**Seite**

--------------------

# AiO Kaufberatung



## dreamdomain (23. November 2018)

Hallo liebe Community,
aus vor allem optischen Gründen möchte ich mir eine AiO zulegen. Ich habe mir gedacht, eine 120mm zu nehmen. Ich habe vorne schon 2x 140mm Silent Wings 3 und hinten die mitgelieferten NZXT 120mm Lüfter meines NZXT H500. Da ich keine Lust habe, die beiden teuren bequiet rauszuwerfen, möchte ich die AiO hinten installieren, die dann die Luft im Gehäuse ansaugt. Da wären die Corsair H60 und die H75 ganz gute Kandidaten, wie ich finde. Welche von den beiden wäre sinnvoller? Bitte den Fakt, dass mein Scythe Mugen 5 und jeder andere normale Towerkühler, gleich gut kühlt für weniger Geld, außer Acht lassen. Ich vermute mal, dass mein System durch eine AiO etwas leiser wird, da der CPU Lüfter und ein NZXT 120mm Lüfter weg sind dann. Ich bin auch für Anregungen und Vorschläge offen, die generell das Thema AiOs betrifft, zum Beispiel welche Größe, welcher Hersteller usw. 

Freue mich auf eure Hilfe!


----------



## finnninjator (24. November 2018)

An deiner stelle würde ich die günstigste 280mm AIO mit Asetek Pumpe kaufen und die Silentwings dann auf dieser weiter benutzen.

Hinten in das H500 noch eine reinsaugende Aio zu montieren halte ich für eine schlechte Idee, da dann von beiden Seiten Luft in das Gehäuse reingeblasen wird, und somit die Luft in deinem Gehäuse "kollidiert" und kein richtiges System hinter dem Airflow ist.


----------



## Abductee (24. November 2018)

Eine 120mm AiO wird weder kühler noch leiser als dein Mugen 5 sein.
Du würdest den Wechsel nur rein der Optik wegen machen.
Wenn es das Budget erlaubt nimm eine 280mm AiO, da kannst du auch die Silent Wings montieren.

--------------------

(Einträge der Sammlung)
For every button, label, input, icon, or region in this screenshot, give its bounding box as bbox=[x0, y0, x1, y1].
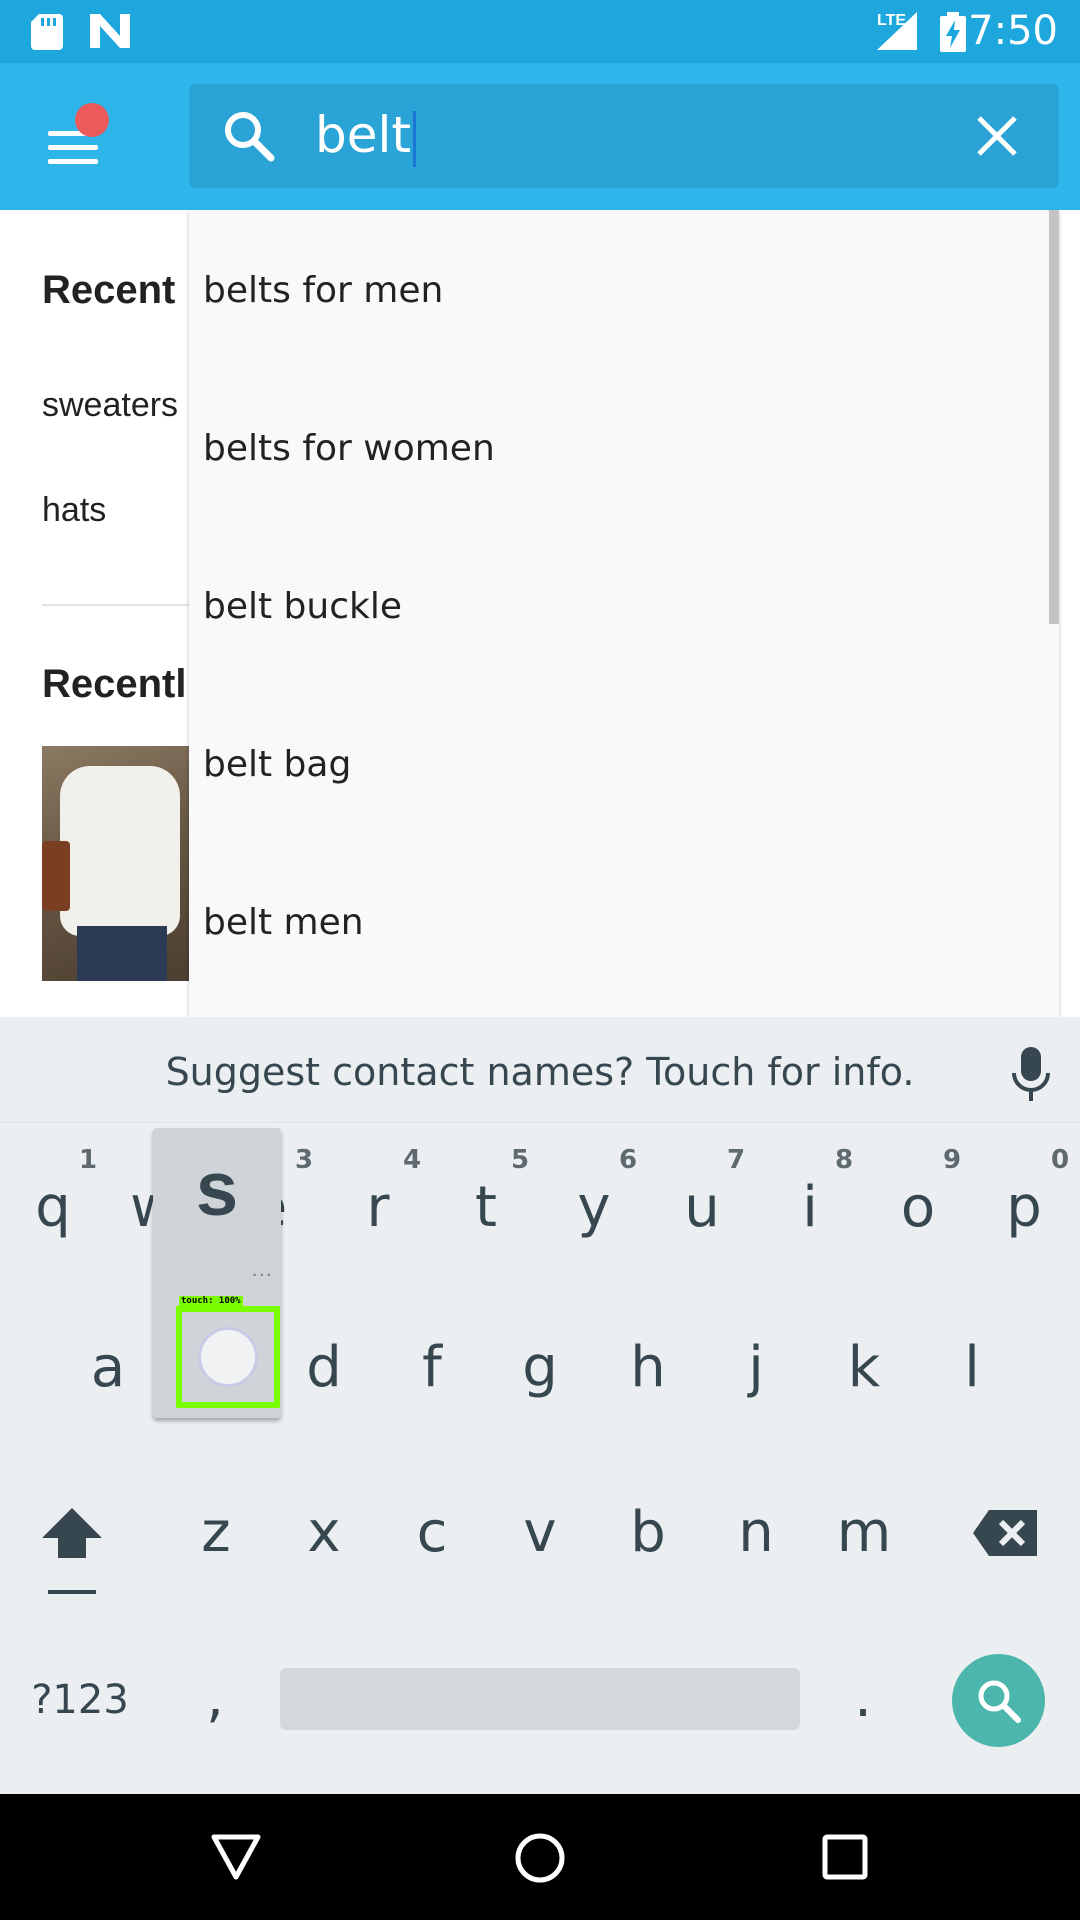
search-icon bbox=[225, 112, 275, 162]
key-hint: 1 bbox=[79, 1145, 98, 1175]
key-k[interactable]: k bbox=[829, 1335, 899, 1400]
recently-viewed-heading: Recentl bbox=[42, 662, 187, 706]
keyboard-suggestion-strip[interactable]: Suggest contact names? Touch for info. bbox=[0, 1017, 1080, 1123]
key-g[interactable]: g bbox=[505, 1335, 575, 1400]
home-circle-icon[interactable] bbox=[514, 1832, 566, 1884]
key-t[interactable]: t bbox=[451, 1175, 521, 1240]
navigation-bar bbox=[0, 1794, 1080, 1920]
key-c[interactable]: c bbox=[397, 1500, 467, 1565]
key-y[interactable]: y bbox=[559, 1175, 629, 1240]
search-action-key[interactable] bbox=[952, 1654, 1045, 1747]
key-m[interactable]: m bbox=[829, 1500, 899, 1565]
suggestion-item[interactable]: belts for women bbox=[203, 428, 495, 469]
recent-search-item[interactable]: hats bbox=[42, 491, 106, 530]
recent-searches-heading: Recent bbox=[42, 268, 176, 312]
app-bar: belt bbox=[0, 63, 1080, 210]
key-q[interactable]: q bbox=[18, 1175, 88, 1240]
search-query-text: belt bbox=[315, 106, 411, 164]
key-b[interactable]: b bbox=[613, 1500, 683, 1565]
signal-icon bbox=[877, 12, 917, 50]
key-hint: 6 bbox=[619, 1145, 638, 1175]
key-v[interactable]: v bbox=[505, 1500, 575, 1565]
key-i[interactable]: i bbox=[775, 1175, 845, 1240]
key-hint: 9 bbox=[943, 1145, 962, 1175]
key-p[interactable]: p bbox=[989, 1175, 1059, 1240]
back-triangle-icon[interactable] bbox=[211, 1834, 261, 1880]
notification-dot bbox=[75, 103, 109, 137]
suggestion-strip-text[interactable]: Suggest contact names? Touch for info. bbox=[0, 1050, 1080, 1094]
key-preview-letter: s bbox=[195, 1147, 239, 1232]
key-z[interactable]: z bbox=[181, 1500, 251, 1565]
touch-indicator-label: touch: 100% bbox=[179, 1296, 243, 1306]
touch-point bbox=[198, 1327, 258, 1387]
battery-charging-icon bbox=[940, 12, 966, 52]
suggestion-item[interactable]: belt men bbox=[203, 902, 364, 943]
suggestion-item[interactable]: belt buckle bbox=[203, 586, 402, 627]
period-key[interactable]: . bbox=[838, 1665, 888, 1730]
key-n[interactable]: n bbox=[721, 1500, 791, 1565]
search-input[interactable]: belt bbox=[315, 106, 416, 167]
key-hint: 0 bbox=[1051, 1145, 1070, 1175]
menu-button[interactable] bbox=[32, 103, 112, 173]
recent-search-item[interactable]: sweaters bbox=[42, 386, 178, 425]
shift-icon[interactable] bbox=[42, 1508, 102, 1558]
space-bar[interactable] bbox=[280, 1668, 800, 1730]
shift-lock-indicator bbox=[48, 1590, 96, 1594]
key-hint: 3 bbox=[295, 1145, 314, 1175]
key-h[interactable]: h bbox=[613, 1335, 683, 1400]
key-hint: 4 bbox=[403, 1145, 422, 1175]
key-d[interactable]: d bbox=[289, 1335, 359, 1400]
backspace-icon[interactable] bbox=[973, 1510, 1037, 1556]
key-r[interactable]: r bbox=[343, 1175, 413, 1240]
recents-square-icon[interactable] bbox=[822, 1834, 868, 1880]
key-hint: 5 bbox=[511, 1145, 530, 1175]
search-box[interactable]: belt bbox=[189, 84, 1059, 188]
key-hint: 7 bbox=[727, 1145, 746, 1175]
sd-card-icon bbox=[31, 14, 63, 50]
search-suggestions: belts for men belts for women belt buckl… bbox=[189, 210, 1059, 1017]
divider bbox=[42, 604, 202, 606]
key-hint: 8 bbox=[835, 1145, 854, 1175]
key-f[interactable]: f bbox=[397, 1335, 467, 1400]
symbols-key[interactable]: ?123 bbox=[24, 1677, 136, 1723]
key-j[interactable]: j bbox=[721, 1335, 791, 1400]
product-thumbnail[interactable] bbox=[42, 746, 192, 981]
comma-key[interactable]: , bbox=[190, 1665, 240, 1730]
clock: 7:50 bbox=[968, 8, 1058, 54]
key-l[interactable]: l bbox=[937, 1335, 1007, 1400]
text-caret bbox=[413, 110, 416, 167]
status-bar: LTE 7:50 bbox=[0, 0, 1080, 63]
suggestion-item[interactable]: belts for men bbox=[203, 270, 443, 311]
key-a[interactable]: a bbox=[73, 1335, 143, 1400]
search-icon bbox=[978, 1680, 1021, 1723]
close-icon[interactable] bbox=[975, 114, 1019, 158]
scrollbar[interactable] bbox=[1049, 210, 1059, 624]
key-x[interactable]: x bbox=[289, 1500, 359, 1565]
more-keys-indicator: ... bbox=[251, 1256, 273, 1281]
key-u[interactable]: u bbox=[667, 1175, 737, 1240]
suggestion-item[interactable]: belt bag bbox=[203, 744, 351, 785]
microphone-icon[interactable] bbox=[1011, 1047, 1051, 1103]
key-o[interactable]: o bbox=[883, 1175, 953, 1240]
n-logo-icon bbox=[90, 14, 130, 48]
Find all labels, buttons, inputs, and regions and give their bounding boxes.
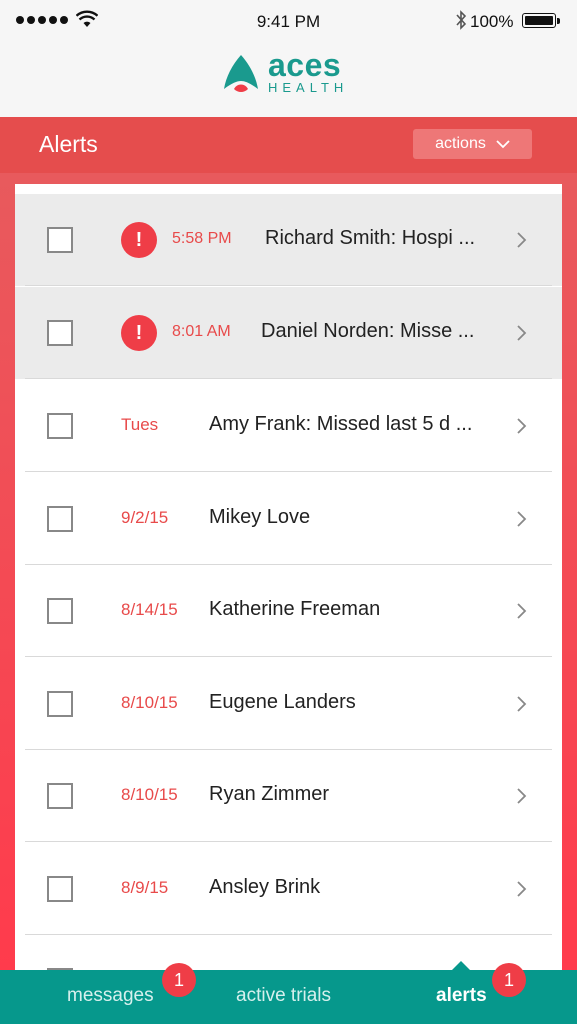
select-checkbox[interactable] xyxy=(47,876,73,902)
alert-name: Ansley Brink xyxy=(209,876,321,898)
chevron-right-icon xyxy=(517,511,527,527)
select-checkbox[interactable] xyxy=(47,691,73,717)
alert-date: 8/10/15 xyxy=(121,693,178,712)
actions-label: actions xyxy=(435,135,486,152)
alert-row[interactable]: 8/9/15 Ansley Brink xyxy=(15,843,562,935)
alert-row[interactable]: ! 5:58 PM Richard Smith: Hospi ... xyxy=(15,194,562,286)
select-checkbox[interactable] xyxy=(47,320,73,346)
app-logo-bar: aces HEALTH xyxy=(0,42,577,117)
alert-date: 8/10/15 xyxy=(121,785,178,804)
alert-date: 8/9/15 xyxy=(121,878,169,897)
select-checkbox[interactable] xyxy=(47,783,73,809)
alert-name: Ryan Zimmer xyxy=(209,783,330,805)
tab-alerts[interactable]: alerts xyxy=(436,985,487,1007)
alert-name: Eugene Landers xyxy=(209,691,356,713)
alerts-header: Alerts actions xyxy=(0,117,577,173)
tab-active-trials[interactable]: active trials xyxy=(236,985,331,1007)
tab-messages[interactable]: messages xyxy=(67,985,154,1007)
aces-logo-icon xyxy=(224,54,258,92)
alert-date: 8/14/15 xyxy=(121,600,178,619)
select-checkbox[interactable] xyxy=(47,413,73,439)
chevron-right-icon xyxy=(517,788,527,804)
chevron-right-icon xyxy=(517,418,527,434)
alert-list: ! 5:58 PM Richard Smith: Hospi ... ! 8:0… xyxy=(15,184,562,970)
logo-subtitle: HEALTH xyxy=(268,80,349,95)
chevron-down-icon xyxy=(496,139,510,148)
active-tab-indicator xyxy=(452,961,470,970)
status-bar: 9:41 PM 100% xyxy=(0,0,577,42)
chevron-right-icon xyxy=(517,325,527,341)
bluetooth-icon xyxy=(456,10,467,30)
alerts-badge: 1 xyxy=(492,963,526,997)
alert-name: Amy Frank: Missed last 5 d ... xyxy=(209,413,473,435)
exclamation-icon: ! xyxy=(121,315,157,351)
logo-wordmark: aces xyxy=(268,47,342,83)
chevron-right-icon xyxy=(517,881,527,897)
select-checkbox[interactable] xyxy=(47,506,73,532)
alert-row[interactable]: 9/2/15 Mikey Love xyxy=(15,473,562,565)
aces-health-logo: aces HEALTH xyxy=(222,47,349,95)
alert-date: Tues xyxy=(121,415,159,434)
alert-row[interactable]: 8/10/15 Eugene Landers xyxy=(15,658,562,750)
alert-name: Daniel Norden: Misse ... xyxy=(261,320,475,342)
chevron-right-icon xyxy=(517,603,527,619)
alert-row[interactable]: 8/10/15 Ryan Zimmer xyxy=(15,750,562,842)
alert-name: Richard Smith: Hospi ... xyxy=(265,227,476,249)
bottom-tab-bar: messages 1 active trials alerts 1 xyxy=(0,963,577,1024)
battery-percent: 100% xyxy=(470,12,514,31)
alert-row[interactable] xyxy=(15,936,562,970)
select-checkbox[interactable] xyxy=(47,598,73,624)
messages-badge: 1 xyxy=(162,963,196,997)
alert-date: 9/2/15 xyxy=(121,508,169,527)
alert-name: Katherine Freeman xyxy=(209,598,381,620)
alert-row[interactable]: ! 8:01 AM Daniel Norden: Misse ... xyxy=(15,287,562,379)
actions-dropdown-button[interactable]: actions xyxy=(413,129,532,159)
exclamation-icon: ! xyxy=(121,222,157,258)
alert-row[interactable]: 8/14/15 Katherine Freeman xyxy=(15,565,562,657)
select-checkbox[interactable] xyxy=(47,227,73,253)
alert-row[interactable]: Tues Amy Frank: Missed last 5 d ... xyxy=(15,380,562,472)
alert-name: Mikey Love xyxy=(209,506,311,528)
page-title: Alerts xyxy=(39,131,98,157)
chevron-right-icon xyxy=(517,696,527,712)
alert-date: 8:01 AM xyxy=(172,323,231,340)
alert-date: 5:58 PM xyxy=(172,230,232,247)
chevron-right-icon xyxy=(517,232,527,248)
battery-icon xyxy=(522,13,560,28)
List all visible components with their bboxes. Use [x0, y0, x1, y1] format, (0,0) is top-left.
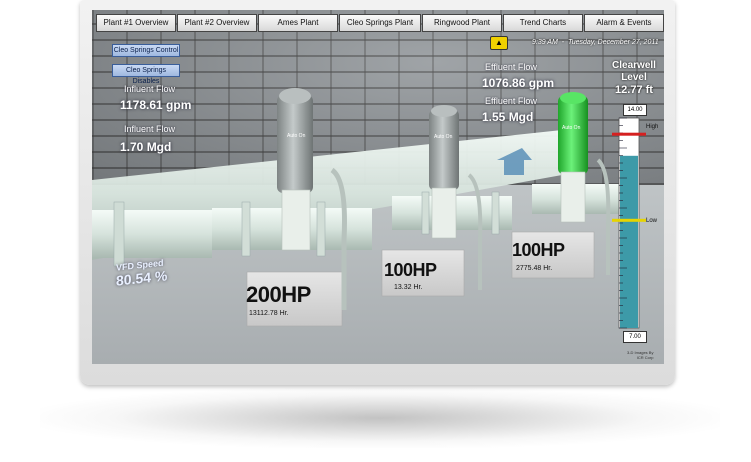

--------------------

**Aufgabe**
Gib aus dem Forenthread die Stelle wortgetreu wieder, die mit "An deiner stelle" beginnt und bis einschließlich "Abductee (24. November 2018)" reicht. Stütze dich bei der Bearbeitung ausschließlich auf den Forenthread.

**Antwort**
An deiner stelle würde ich die günstigste 280mm AIO mit Asetek Pumpe kaufen und die Silentwings dann auf dieser weiter benutzen.

Hinten in das H500 noch eine reinsaugende Aio zu montieren halte ich für eine schlechte Idee, da dann von beiden Seiten Luft in das Gehäuse reingeblasen wird, und somit die Luft in deinem Gehäuse "kollidiert" und kein richtiges System hinter dem Airflow ist.


----------



## Abductee (24. November 2018)